* Begin Entries *

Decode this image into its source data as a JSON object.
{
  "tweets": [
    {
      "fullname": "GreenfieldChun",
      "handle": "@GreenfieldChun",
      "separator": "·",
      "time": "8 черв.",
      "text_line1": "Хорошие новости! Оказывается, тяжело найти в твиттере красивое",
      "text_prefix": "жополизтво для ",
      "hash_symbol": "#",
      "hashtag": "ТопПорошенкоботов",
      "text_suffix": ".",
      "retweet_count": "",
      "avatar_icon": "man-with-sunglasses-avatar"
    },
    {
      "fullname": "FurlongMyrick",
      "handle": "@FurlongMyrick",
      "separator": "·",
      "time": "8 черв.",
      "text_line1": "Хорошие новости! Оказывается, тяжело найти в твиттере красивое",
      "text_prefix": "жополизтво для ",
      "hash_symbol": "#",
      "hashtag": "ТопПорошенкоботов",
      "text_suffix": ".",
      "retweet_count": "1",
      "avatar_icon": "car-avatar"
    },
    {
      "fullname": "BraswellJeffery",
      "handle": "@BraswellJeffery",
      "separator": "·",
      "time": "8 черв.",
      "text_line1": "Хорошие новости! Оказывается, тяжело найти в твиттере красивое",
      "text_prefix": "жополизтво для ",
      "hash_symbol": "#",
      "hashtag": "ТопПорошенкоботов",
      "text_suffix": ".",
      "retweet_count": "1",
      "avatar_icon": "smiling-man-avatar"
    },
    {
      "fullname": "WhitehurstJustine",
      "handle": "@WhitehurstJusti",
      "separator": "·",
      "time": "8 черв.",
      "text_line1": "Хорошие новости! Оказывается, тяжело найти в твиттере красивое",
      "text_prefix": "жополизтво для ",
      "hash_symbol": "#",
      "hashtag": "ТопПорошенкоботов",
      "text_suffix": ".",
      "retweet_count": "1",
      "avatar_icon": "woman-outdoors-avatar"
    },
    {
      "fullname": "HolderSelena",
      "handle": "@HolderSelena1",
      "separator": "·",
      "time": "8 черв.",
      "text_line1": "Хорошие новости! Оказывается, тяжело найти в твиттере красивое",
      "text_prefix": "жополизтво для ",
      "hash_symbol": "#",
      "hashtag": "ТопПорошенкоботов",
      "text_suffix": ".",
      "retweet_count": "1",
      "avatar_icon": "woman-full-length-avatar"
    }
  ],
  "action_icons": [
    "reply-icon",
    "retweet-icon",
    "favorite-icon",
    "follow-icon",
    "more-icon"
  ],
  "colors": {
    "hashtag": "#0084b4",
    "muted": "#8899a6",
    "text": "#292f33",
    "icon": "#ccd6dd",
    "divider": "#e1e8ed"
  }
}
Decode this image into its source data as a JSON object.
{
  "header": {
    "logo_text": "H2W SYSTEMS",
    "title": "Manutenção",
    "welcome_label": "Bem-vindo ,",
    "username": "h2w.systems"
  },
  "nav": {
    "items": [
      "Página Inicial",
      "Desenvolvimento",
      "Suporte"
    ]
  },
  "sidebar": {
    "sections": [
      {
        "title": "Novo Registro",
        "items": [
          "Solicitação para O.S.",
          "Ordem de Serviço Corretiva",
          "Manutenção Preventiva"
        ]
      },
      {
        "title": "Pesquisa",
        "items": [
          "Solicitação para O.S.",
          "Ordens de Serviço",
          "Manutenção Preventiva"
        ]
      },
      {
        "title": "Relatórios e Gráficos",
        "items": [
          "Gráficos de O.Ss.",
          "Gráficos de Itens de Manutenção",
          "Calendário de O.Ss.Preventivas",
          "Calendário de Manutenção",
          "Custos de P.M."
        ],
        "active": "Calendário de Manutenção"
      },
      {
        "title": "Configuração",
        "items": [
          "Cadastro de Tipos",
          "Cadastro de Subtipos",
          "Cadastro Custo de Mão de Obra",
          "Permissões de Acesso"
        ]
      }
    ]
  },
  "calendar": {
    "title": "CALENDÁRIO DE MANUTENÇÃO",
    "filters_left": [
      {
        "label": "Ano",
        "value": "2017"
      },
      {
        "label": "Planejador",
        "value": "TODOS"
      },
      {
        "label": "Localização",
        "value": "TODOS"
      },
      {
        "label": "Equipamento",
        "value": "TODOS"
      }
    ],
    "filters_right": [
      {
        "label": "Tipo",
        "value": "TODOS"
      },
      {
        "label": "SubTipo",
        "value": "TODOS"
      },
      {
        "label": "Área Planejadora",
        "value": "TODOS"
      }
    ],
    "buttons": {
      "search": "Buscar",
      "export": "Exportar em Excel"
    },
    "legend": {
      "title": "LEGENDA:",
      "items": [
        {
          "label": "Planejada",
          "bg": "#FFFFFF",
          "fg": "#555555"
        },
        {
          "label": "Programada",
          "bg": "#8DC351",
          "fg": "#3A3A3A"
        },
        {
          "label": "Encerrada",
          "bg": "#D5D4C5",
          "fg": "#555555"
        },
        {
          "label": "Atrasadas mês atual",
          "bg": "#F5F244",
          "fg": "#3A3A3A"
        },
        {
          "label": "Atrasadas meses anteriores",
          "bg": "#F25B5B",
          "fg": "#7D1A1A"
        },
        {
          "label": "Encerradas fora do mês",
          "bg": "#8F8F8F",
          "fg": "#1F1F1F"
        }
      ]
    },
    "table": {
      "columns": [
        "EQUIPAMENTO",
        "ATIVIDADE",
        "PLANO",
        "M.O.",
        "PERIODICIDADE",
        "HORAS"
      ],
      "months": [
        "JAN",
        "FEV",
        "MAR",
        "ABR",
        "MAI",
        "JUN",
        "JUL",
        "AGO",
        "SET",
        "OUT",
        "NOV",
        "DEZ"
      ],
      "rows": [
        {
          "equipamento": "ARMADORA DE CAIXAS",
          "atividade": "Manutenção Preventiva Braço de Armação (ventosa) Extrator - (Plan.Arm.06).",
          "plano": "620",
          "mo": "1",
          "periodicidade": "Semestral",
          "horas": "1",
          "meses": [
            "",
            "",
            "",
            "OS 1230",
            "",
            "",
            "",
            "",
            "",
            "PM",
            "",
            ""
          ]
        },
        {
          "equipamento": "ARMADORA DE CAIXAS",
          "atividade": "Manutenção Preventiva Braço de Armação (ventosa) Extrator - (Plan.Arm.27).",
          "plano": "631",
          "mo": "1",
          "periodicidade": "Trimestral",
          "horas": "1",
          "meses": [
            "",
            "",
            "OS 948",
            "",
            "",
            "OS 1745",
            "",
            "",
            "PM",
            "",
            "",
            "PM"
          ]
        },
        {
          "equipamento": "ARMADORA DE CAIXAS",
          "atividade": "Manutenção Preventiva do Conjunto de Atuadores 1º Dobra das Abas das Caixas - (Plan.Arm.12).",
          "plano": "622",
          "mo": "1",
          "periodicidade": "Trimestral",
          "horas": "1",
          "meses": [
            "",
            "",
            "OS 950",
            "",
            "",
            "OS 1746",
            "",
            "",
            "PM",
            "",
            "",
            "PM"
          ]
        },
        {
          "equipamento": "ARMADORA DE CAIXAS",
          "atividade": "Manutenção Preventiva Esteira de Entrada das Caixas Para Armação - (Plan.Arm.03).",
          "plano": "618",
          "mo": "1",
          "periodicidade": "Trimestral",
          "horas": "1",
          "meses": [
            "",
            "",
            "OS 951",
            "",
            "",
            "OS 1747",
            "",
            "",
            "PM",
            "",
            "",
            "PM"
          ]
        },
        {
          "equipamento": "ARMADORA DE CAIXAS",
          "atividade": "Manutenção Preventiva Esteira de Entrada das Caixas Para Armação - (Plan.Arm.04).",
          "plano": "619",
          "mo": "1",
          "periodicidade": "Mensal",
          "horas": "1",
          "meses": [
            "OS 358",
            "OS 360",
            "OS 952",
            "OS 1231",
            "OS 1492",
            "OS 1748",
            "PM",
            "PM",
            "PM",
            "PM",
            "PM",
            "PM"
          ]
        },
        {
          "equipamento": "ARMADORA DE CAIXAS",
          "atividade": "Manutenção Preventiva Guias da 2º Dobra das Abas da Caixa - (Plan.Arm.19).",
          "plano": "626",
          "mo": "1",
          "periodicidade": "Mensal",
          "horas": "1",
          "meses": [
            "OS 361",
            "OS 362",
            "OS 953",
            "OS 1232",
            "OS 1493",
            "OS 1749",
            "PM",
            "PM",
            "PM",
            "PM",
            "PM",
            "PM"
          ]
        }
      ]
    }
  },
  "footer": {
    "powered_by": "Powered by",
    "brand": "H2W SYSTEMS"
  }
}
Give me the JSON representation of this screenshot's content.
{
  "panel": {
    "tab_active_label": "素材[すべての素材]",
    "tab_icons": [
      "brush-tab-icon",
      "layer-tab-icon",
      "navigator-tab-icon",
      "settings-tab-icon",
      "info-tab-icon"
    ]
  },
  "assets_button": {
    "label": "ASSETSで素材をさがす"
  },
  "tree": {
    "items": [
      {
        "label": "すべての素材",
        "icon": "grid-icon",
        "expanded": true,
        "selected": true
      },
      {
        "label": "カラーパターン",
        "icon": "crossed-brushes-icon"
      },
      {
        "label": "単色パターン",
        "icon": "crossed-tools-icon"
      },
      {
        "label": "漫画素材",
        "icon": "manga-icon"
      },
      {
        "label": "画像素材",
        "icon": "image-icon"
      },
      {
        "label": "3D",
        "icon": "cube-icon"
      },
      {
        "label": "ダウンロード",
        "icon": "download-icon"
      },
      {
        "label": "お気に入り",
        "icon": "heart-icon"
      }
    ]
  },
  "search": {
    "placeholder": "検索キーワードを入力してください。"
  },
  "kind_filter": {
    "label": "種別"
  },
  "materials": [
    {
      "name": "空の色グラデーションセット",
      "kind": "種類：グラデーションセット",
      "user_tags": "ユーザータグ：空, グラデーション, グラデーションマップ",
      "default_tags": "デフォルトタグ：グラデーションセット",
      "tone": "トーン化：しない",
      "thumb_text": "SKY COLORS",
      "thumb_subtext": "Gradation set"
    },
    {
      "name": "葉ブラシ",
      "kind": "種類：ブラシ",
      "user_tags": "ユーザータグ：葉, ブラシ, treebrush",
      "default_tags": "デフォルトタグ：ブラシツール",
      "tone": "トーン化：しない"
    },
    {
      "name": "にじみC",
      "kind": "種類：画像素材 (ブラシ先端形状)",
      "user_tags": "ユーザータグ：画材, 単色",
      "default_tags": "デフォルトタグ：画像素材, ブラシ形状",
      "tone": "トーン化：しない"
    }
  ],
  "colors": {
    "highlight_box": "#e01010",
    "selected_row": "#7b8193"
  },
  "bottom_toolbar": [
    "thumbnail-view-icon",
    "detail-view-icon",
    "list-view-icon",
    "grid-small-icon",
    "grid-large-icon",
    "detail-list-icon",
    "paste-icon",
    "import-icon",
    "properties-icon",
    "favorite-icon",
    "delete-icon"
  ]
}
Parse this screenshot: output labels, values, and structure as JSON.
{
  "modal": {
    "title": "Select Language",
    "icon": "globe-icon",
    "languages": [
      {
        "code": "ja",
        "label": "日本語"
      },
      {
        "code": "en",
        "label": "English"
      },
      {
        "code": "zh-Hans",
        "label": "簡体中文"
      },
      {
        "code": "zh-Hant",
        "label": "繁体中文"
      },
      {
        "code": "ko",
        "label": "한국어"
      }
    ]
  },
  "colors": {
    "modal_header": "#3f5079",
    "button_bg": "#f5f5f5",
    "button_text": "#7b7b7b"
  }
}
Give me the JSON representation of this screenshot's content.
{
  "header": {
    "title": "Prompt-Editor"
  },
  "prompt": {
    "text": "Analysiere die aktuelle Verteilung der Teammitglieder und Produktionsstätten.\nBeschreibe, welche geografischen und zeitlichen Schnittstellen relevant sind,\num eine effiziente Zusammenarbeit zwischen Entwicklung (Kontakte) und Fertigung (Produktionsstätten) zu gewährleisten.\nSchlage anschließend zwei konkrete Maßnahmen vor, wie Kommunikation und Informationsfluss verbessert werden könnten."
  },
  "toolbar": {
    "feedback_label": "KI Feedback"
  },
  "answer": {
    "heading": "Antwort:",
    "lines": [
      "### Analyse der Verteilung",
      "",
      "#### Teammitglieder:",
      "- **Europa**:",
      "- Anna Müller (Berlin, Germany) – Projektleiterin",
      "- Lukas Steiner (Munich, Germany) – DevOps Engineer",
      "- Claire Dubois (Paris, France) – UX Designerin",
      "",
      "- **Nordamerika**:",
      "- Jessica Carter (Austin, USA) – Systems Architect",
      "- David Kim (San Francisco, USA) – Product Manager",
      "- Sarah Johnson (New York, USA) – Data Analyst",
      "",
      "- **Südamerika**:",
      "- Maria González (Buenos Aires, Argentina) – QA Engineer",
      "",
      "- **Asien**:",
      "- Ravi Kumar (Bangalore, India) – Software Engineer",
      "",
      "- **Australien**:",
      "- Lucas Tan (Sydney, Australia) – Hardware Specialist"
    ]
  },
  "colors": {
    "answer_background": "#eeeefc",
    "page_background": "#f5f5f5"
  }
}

* End Entries *

From the data above, pick out each line containing "crossed" and copy it.

* Completed exercise *
        "icon": "crossed-brushes-icon"
        "icon": "crossed-tools-icon"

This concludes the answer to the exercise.